WORK INSTRUCTIONS:
Your task is to repeat the entries word for word while leaving out the pictures.

EXERCISE MATERIALS:
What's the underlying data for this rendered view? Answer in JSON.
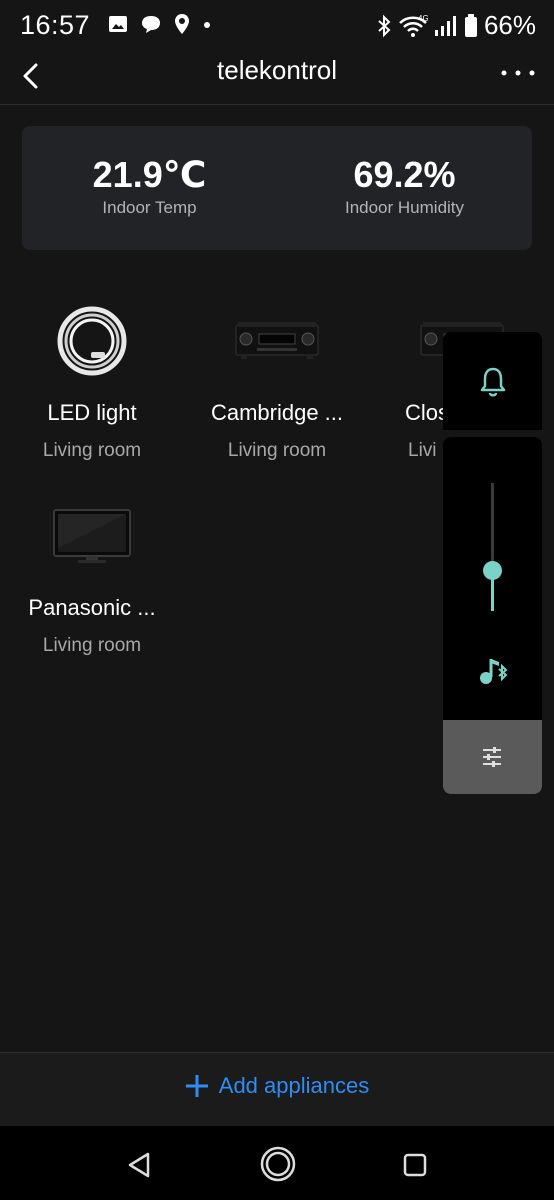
{
  "status_bar": {
    "time": "16:57",
    "battery": "66%",
    "network": "4G"
  },
  "header": {
    "title": "telekontrol"
  },
  "sensors": {
    "temp_value": "21.9℃",
    "temp_label": "Indoor Temp",
    "humidity_value": "69.2%",
    "humidity_label": "Indoor Humidity"
  },
  "devices": [
    {
      "name": "LED light",
      "room": "Living room",
      "icon": "led-strip-icon"
    },
    {
      "name": "Cambridge ...",
      "room": "Living room",
      "icon": "av-receiver-icon"
    },
    {
      "name": "Clos",
      "room": "Livi",
      "icon": "av-receiver-icon"
    },
    {
      "name": "Panasonic ...",
      "room": "Living room",
      "icon": "tv-icon"
    }
  ],
  "overlay": {
    "volume_level": 0.32,
    "accent": "#7bd3c8"
  },
  "footer": {
    "add_label": "Add appliances",
    "accent": "#2f8cf3"
  }
}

ANSWER TO THE PROBLEM:
What's the underlying data for this rendered view? Answer in JSON.
{
  "status_bar": {
    "time": "16:57",
    "battery": "66%",
    "network": "4G"
  },
  "header": {
    "title": "telekontrol"
  },
  "sensors": {
    "temp_value": "21.9℃",
    "temp_label": "Indoor Temp",
    "humidity_value": "69.2%",
    "humidity_label": "Indoor Humidity"
  },
  "devices": [
    {
      "name": "LED light",
      "room": "Living room",
      "icon": "led-strip-icon"
    },
    {
      "name": "Cambridge ...",
      "room": "Living room",
      "icon": "av-receiver-icon"
    },
    {
      "name": "Clos",
      "room": "Livi",
      "icon": "av-receiver-icon"
    },
    {
      "name": "Panasonic ...",
      "room": "Living room",
      "icon": "tv-icon"
    }
  ],
  "overlay": {
    "volume_level": 0.32,
    "accent": "#7bd3c8"
  },
  "footer": {
    "add_label": "Add appliances",
    "accent": "#2f8cf3"
  }
}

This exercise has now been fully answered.